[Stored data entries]
[BEGIN]

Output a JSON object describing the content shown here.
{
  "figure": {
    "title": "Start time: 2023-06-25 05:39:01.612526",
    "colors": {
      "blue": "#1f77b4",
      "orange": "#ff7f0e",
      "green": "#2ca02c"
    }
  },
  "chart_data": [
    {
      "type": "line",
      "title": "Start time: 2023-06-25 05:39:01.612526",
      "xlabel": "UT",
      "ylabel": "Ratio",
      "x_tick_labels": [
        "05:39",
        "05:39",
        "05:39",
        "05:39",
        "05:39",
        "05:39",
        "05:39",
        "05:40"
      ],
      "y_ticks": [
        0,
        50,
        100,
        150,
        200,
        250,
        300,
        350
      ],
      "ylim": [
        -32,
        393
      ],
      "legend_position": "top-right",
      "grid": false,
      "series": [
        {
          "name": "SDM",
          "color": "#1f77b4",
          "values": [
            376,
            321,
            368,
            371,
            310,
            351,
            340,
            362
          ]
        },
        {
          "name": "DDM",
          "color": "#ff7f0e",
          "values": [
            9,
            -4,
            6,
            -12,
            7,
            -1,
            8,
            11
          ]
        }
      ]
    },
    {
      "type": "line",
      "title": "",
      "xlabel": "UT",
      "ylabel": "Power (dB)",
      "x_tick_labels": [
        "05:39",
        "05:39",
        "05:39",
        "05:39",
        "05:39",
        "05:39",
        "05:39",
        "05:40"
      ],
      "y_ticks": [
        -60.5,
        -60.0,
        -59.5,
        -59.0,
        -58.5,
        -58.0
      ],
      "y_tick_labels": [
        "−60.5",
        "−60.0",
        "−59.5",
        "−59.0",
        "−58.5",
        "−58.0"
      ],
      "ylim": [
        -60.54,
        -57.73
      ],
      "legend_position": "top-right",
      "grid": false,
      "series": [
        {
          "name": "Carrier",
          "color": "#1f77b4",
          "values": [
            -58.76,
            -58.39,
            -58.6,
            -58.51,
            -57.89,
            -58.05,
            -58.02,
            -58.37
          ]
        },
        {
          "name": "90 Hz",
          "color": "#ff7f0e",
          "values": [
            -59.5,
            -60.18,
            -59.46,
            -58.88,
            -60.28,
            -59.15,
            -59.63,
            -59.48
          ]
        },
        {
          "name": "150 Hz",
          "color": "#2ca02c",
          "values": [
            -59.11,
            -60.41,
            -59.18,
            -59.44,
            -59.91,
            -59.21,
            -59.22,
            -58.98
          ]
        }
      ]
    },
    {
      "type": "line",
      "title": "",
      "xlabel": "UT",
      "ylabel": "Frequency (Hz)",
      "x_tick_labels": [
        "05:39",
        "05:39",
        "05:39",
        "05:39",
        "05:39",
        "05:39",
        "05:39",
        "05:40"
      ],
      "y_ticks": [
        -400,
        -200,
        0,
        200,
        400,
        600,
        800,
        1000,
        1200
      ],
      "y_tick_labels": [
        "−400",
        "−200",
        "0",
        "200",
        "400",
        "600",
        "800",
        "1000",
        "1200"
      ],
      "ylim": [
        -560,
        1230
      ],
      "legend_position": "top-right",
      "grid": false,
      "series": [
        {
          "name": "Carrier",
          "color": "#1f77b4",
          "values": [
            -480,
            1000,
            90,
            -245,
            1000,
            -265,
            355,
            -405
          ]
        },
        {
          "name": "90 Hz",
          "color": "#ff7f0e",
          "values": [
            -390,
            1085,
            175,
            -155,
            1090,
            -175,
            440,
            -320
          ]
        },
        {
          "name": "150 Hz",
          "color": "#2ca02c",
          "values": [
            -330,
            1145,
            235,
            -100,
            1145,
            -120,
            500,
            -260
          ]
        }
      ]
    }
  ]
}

[END]

(Description of the task)
Looking at the records above, report how many lines contain the word "title". Answer with the number only.

(Exercise answer)
4